● Problem to work on:
Below are some records. Copy every line in them that holds "совершенствование".

● The records:
%%

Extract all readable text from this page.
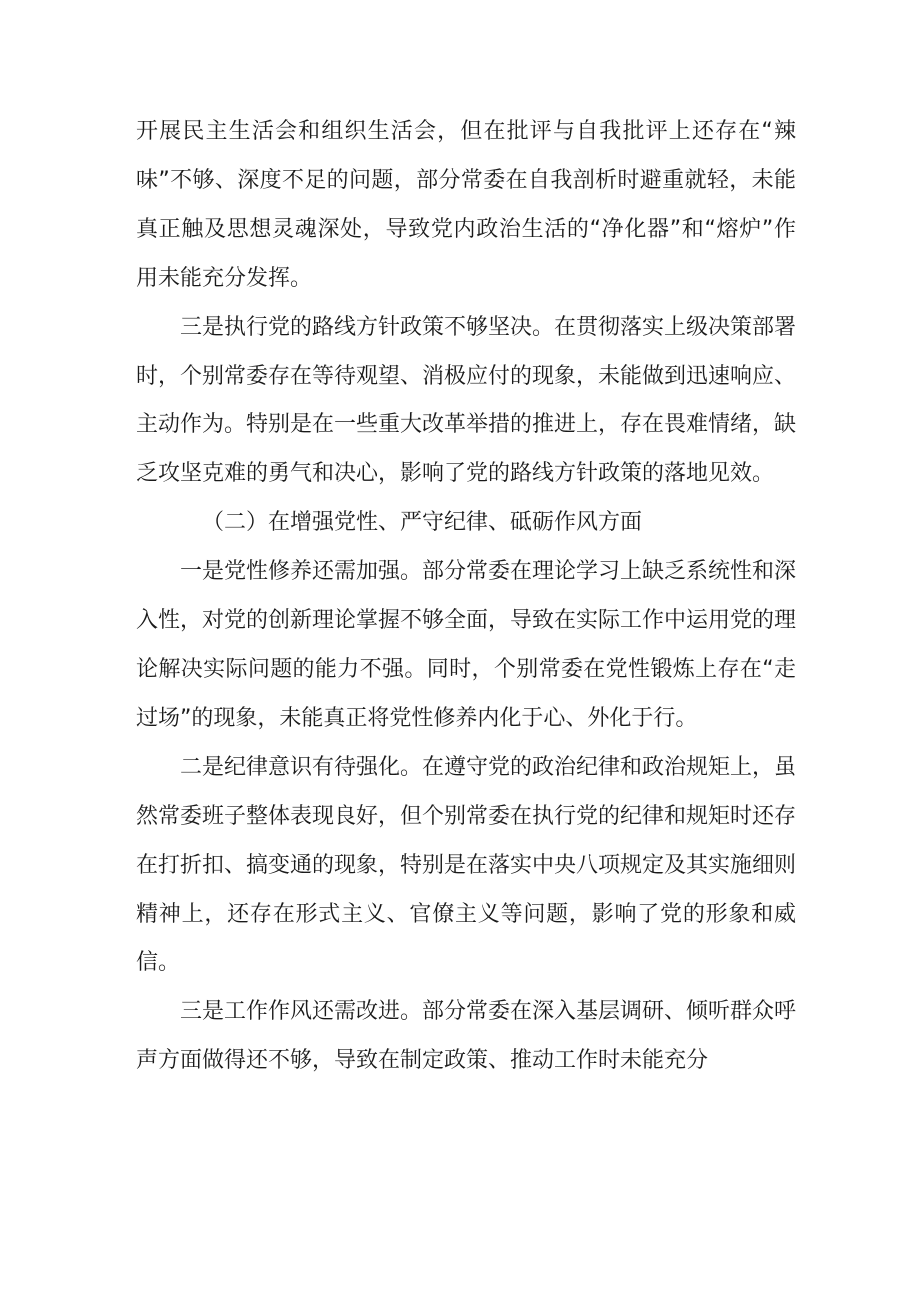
开展民主生活会和组织生活会，但在批评与自我批评上还存在“辣味”不够、深度不足的问题，部分常委在自我剖析时避重就轻，未能真正触及思想灵魂深处，导致党内政治生活的“净化器”和“熔炉”作用未能充分发挥。

三是执行党的路线方针政策不够坚决。在贯彻落实上级决策部署时，个别常委存在等待观望、消极应付的现象，未能做到迅速响应、主动作为。特别是在一些重大改革举措的推进上，存在畏难情绪，缺乏攻坚克难的勇气和决心，影响了党的路线方针政策的落地见效。

（二）在增强党性、严守纪律、砥砺作风方面

一是党性修养还需加强。部分常委在理论学习上缺乏系统性和深入性，对党的创新理论掌握不够全面，导致在实际工作中运用党的理论解决实际问题的能力不强。同时，个别常委在党性锻炼上存在“走过场”的现象，未能真正将党性修养内化于心、外化于行。

二是纪律意识有待强化。在遵守党的政治纪律和政治规矩上，虽然常委班子整体表现良好，但个别常委在执行党的纪律和规矩时还存在打折扣、搞变通的现象，特别是在落实中央八项规定及其实施细则精神上，还存在形式主义、官僚主义等问题，影响了党的形象和威信。

三是工作作风还需改进。部分常委在深入基层调研、倾听群众呼声方面做得还不够，导致在制定政策、推动工作时未能充分
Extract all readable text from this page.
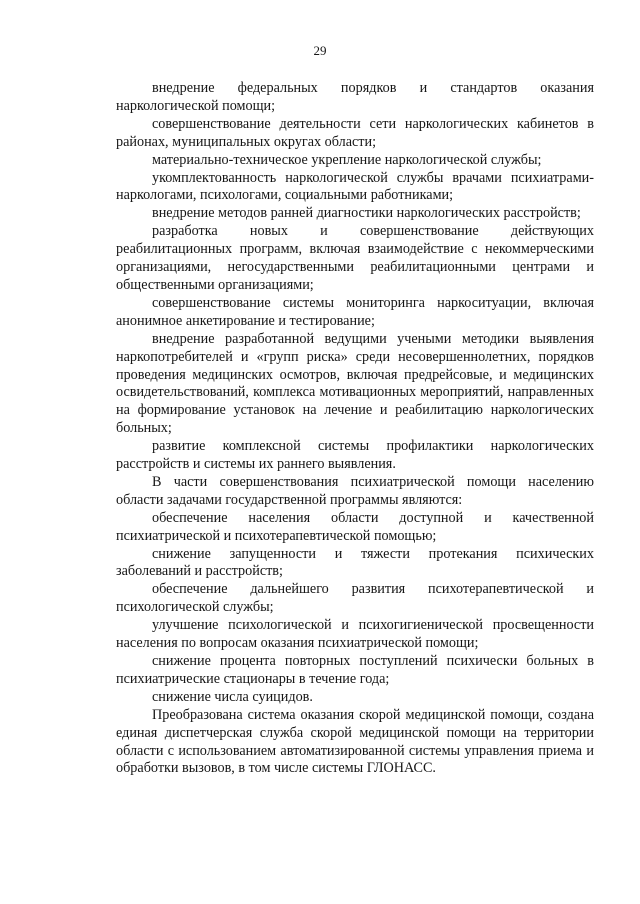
29

внедрение федеральных порядков и стандартов оказания наркологической помощи;

совершенствование деятельности сети наркологических кабинетов в районах, муниципальных округах области;

материально-техническое укрепление наркологической службы;

укомплектованность наркологической службы врачами психиатрами-наркологами, психологами, социальными работниками;

внедрение методов ранней диагностики наркологических расстройств;

разработка новых и совершенствование действующих реабилитационных программ, включая взаимодействие с некоммерческими организациями, негосударственными реабилитационными центрами и общественными организациями;

совершенствование системы мониторинга наркоситуации, включая анонимное анкетирование и тестирование;

внедрение разработанной ведущими учеными методики выявления наркопотребителей и «групп риска» среди несовершеннолетних, порядков проведения медицинских осмотров, включая предрейсовые, и медицинских освидетельствований, комплекса мотивационных мероприятий, направленных на формирование установок на лечение и реабилитацию наркологических больных;

развитие комплексной системы профилактики наркологических расстройств и системы их раннего выявления.

В части совершенствования психиатрической помощи населению области задачами государственной программы являются:

обеспечение населения области доступной и качественной психиатрической и психотерапевтической помощью;

снижение запущенности и тяжести протекания психических заболеваний и расстройств;

обеспечение дальнейшего развития психотерапевтической и психологической службы;

улучшение психологической и психогигиенической просвещенности населения по вопросам оказания психиатрической помощи;

снижение процента повторных поступлений психически больных в психиатрические стационары в течение года;

снижение числа суицидов.

Преобразована система оказания скорой медицинской помощи, создана единая диспетчерская служба скорой медицинской помощи на территории области с использованием автоматизированной системы управления приема и обработки вызовов, в том числе системы ГЛОНАСС.
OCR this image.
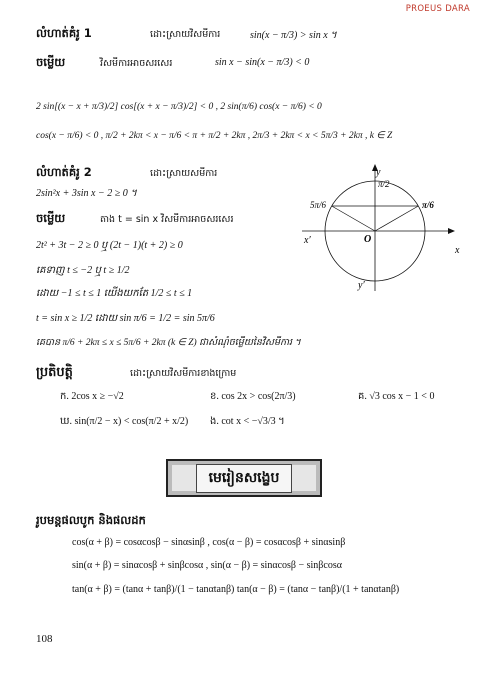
PROEUS DARA
លំហាត់គំរូ 1	ដោះស្រាយវិសមីការ	sin(x − π/3) > sin x ។
ចម្លើយ	វិសមីការអាចសរសេរ	sin x − sin(x − π/3) < 0
2 sin[(x − x + π/3)/2] cos[(x + x − π/3)/2] < 0 , 2 sin(π/6) cos(x − π/6) < 0
cos(x − π/6) < 0 , π/2 + 2kπ < x − π/6 < π + π/2 + 2kπ , 2π/3 + 2kπ < x < 5π/3 + 2kπ , k ∈ Z
លំហាត់គំរូ 2	ដោះស្រាយសមីការ
2sin²x + 3sin x − 2 ≥ 0 ។
ចម្លើយ	តាង t = sin x វិសមីការអាចសរសេរ
2t² + 3t − 2 ≥ 0 ឬ (2t − 1)(t + 2) ≥ 0
គេទាញ t ≤ −2 ឬ t ≥ 1/2
ដោយ −1 ≤ t ≤ 1 យើងយកតែ 1/2 ≤ t ≤ 1
t = sin x ≥ 1/2 ដោយ sin π/6 = 1/2 = sin 5π/6
គេបាន π/6 + 2kπ ≤ x ≤ 5π/6 + 2kπ (k ∈ Z) ជាសំណុំចម្លើយនៃវិសមីការ ។
y
x
x′
y′
O
π/2
5π/6	π/6
ប្រតិបត្តិ	ដោះស្រាយវិសមីការខាងក្រោម
ក. 2cos x ≥ −√2	ខ. cos 2x > cos(2π/3)	គ. √3 cos x − 1 < 0
ឃ. sin(π/2 − x) < cos(π/2 + x/2) ង. cot x < −√3/3 ។
មេរៀនសង្ខេប
រូបមន្តផលបូក និងផលដក
cos(α + β) = cosαcosβ − sinαsinβ , cos(α − β) = cosαcosβ + sinαsinβ
sin(α + β) = sinαcosβ + sinβcosα , sin(α − β) = sinαcosβ − sinβcosα
tan(α + β) = (tanα + tanβ)/(1 − tanαtanβ) tan(α − β) = (tanα − tanβ)/(1 + tanαtanβ)
108
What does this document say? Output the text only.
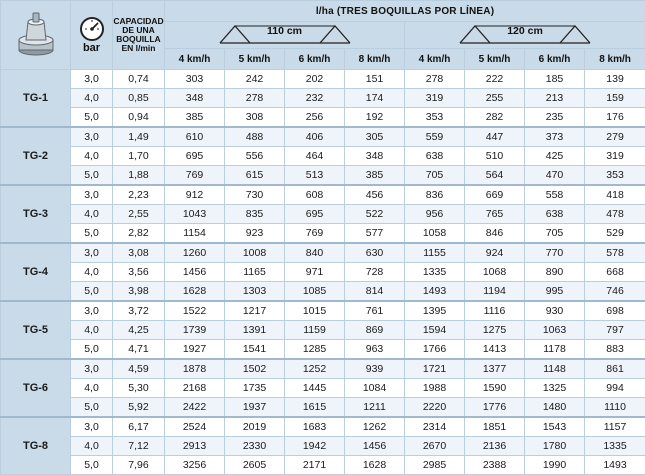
bar	CAPACIDAD
DE UNA
BOQUILLA
EN l/min	l/ha (TRES BOQUILLAS POR LÍNEA)							

			110 cm				120 cm			

			4 km/h	5 km/h	6 km/h	8 km/h	4 km/h	5 km/h	6 km/h	8 km/h
TG-1	3,0	0,74	303	242	202	151	278	222	185	139
	4,0	0,85	348	278	232	174	319	255	213	159
	5,0	0,94	385	308	256	192	353	282	235	176
TG-2	3,0	1,49	610	488	406	305	559	447	373	279
	4,0	1,70	695	556	464	348	638	510	425	319
	5,0	1,88	769	615	513	385	705	564	470	353
TG-3	3,0	2,23	912	730	608	456	836	669	558	418
	4,0	2,55	1043	835	695	522	956	765	638	478
	5,0	2,82	1154	923	769	577	1058	846	705	529
TG-4	3,0	3,08	1260	1008	840	630	1155	924	770	578
	4,0	3,56	1456	1165	971	728	1335	1068	890	668
	5,0	3,98	1628	1303	1085	814	1493	1194	995	746
TG-5	3,0	3,72	1522	1217	1015	761	1395	1116	930	698
	4,0	4,25	1739	1391	1159	869	1594	1275	1063	797
	5,0	4,71	1927	1541	1285	963	1766	1413	1178	883
TG-6	3,0	4,59	1878	1502	1252	939	1721	1377	1148	861
	4,0	5,30	2168	1735	1445	1084	1988	1590	1325	994
	5,0	5,92	2422	1937	1615	1211	2220	1776	1480	1110
TG-8	3,0	6,17	2524	2019	1683	1262	2314	1851	1543	1157
	4,0	7,12	2913	2330	1942	1456	2670	2136	1780	1335
	5,0	7,96	3256	2605	2171	1628	2985	2388	1990	1493
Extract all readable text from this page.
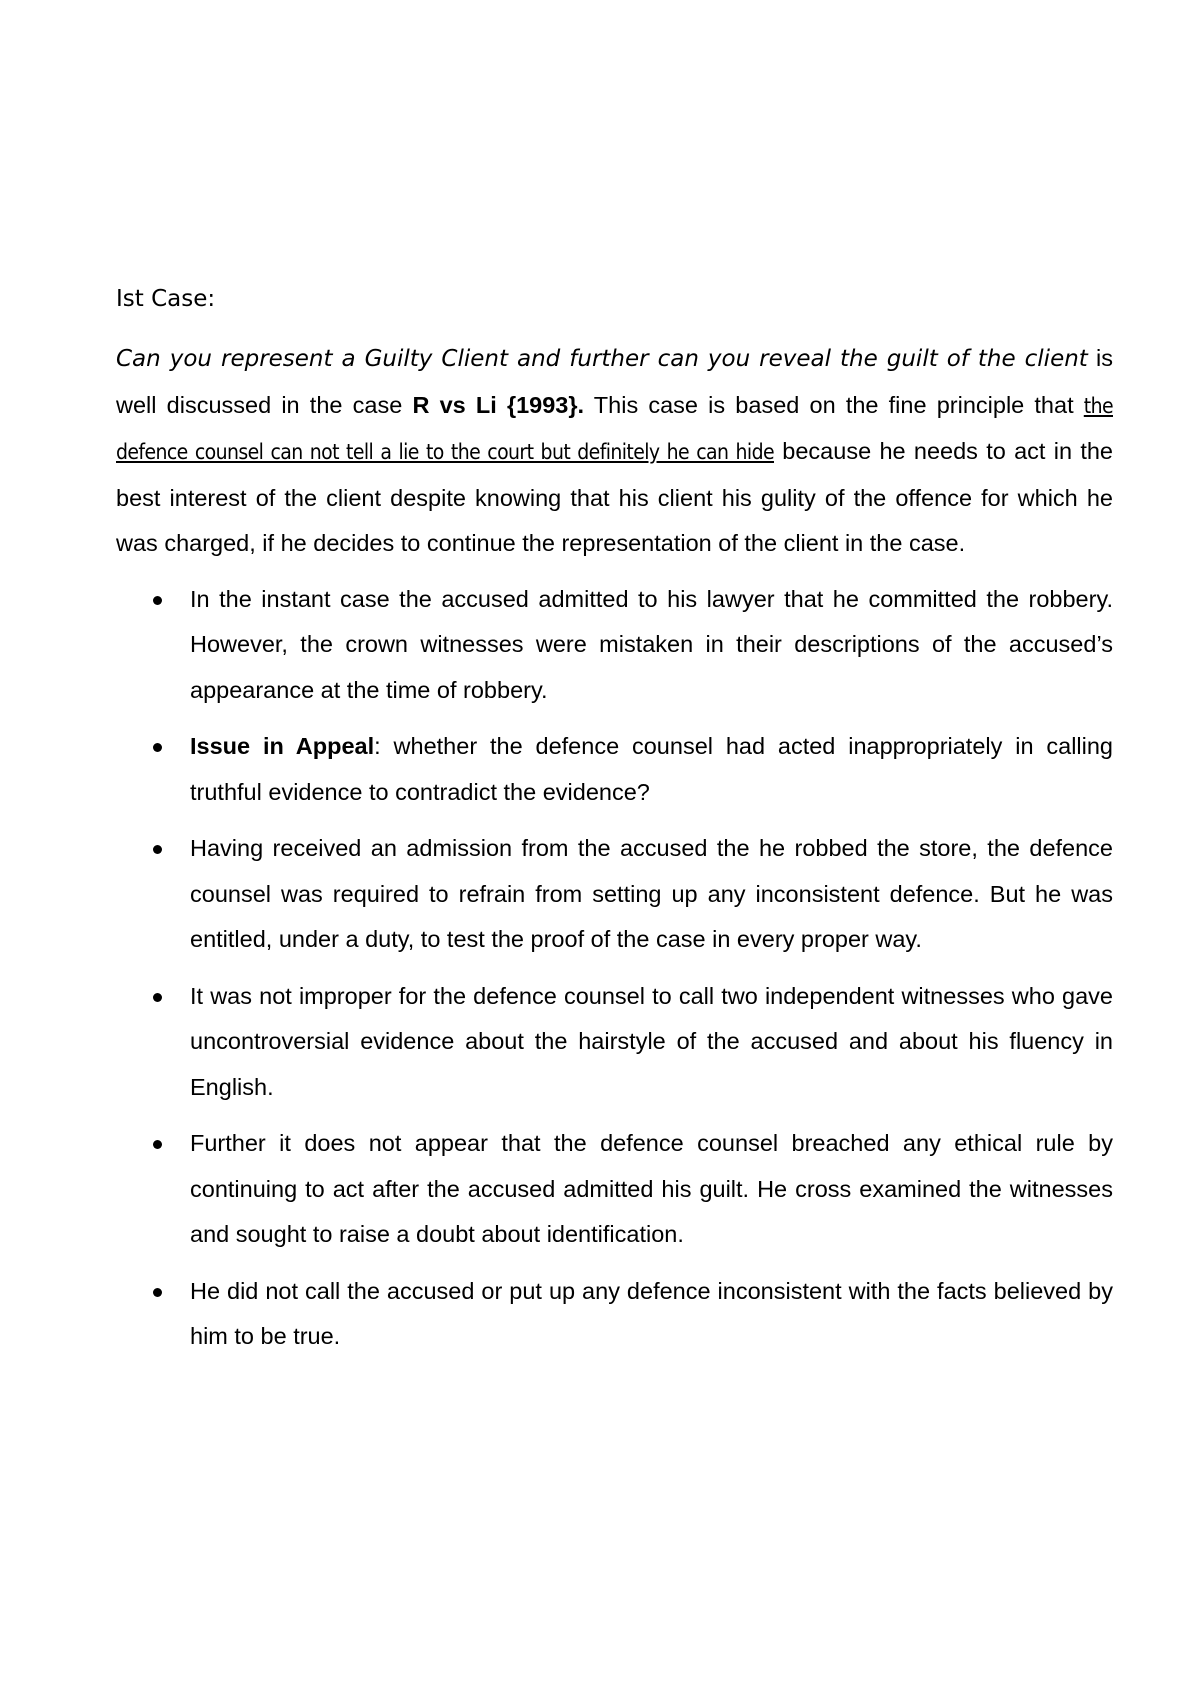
Ist Case:

Can you represent a Guilty Client and further can you reveal the guilt of the client is well discussed in the case R vs Li {1993}. This case is based on the fine principle that the defence counsel can not tell a lie to the court but definitely he can hide because he needs to act in the best interest of the client despite knowing that his client his gulity of the offence for which he was charged, if he decides to continue the representation of the client in the case.

In the instant case the accused admitted to his lawyer that he committed the robbery. However, the crown witnesses were mistaken in their descriptions of the accused’s appearance at the time of robbery.
Issue in Appeal: whether the defence counsel had acted inappropriately in calling truthful evidence to contradict the evidence?
Having received an admission from the accused the he robbed the store, the defence counsel was required to refrain from setting up any inconsistent defence. But he was entitled, under a duty, to test the proof of the case in every proper way.
It was not improper for the defence counsel to call two independent witnesses who gave uncontroversial evidence about the hairstyle of the accused and about his fluency in English.
Further it does not appear that the defence counsel breached any ethical rule by continuing to act after the accused admitted his guilt. He cross examined the witnesses and sought to raise a doubt about identification.
He did not call the accused or put up any defence inconsistent with the facts believed by him to be true.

%%

● Answer to this problem:
совершенствование деятельности сети наркологических кабинетов в районах, муниципальных округах области;
разработка новых и совершенствование действующих реабилитационных программ, включая взаимодействие с некоммерческими организациями, негосударственными реабилитационными центрами и общественными организациями;
совершенствование системы мониторинга наркоситуации, включая анонимное анкетирование и тестирование;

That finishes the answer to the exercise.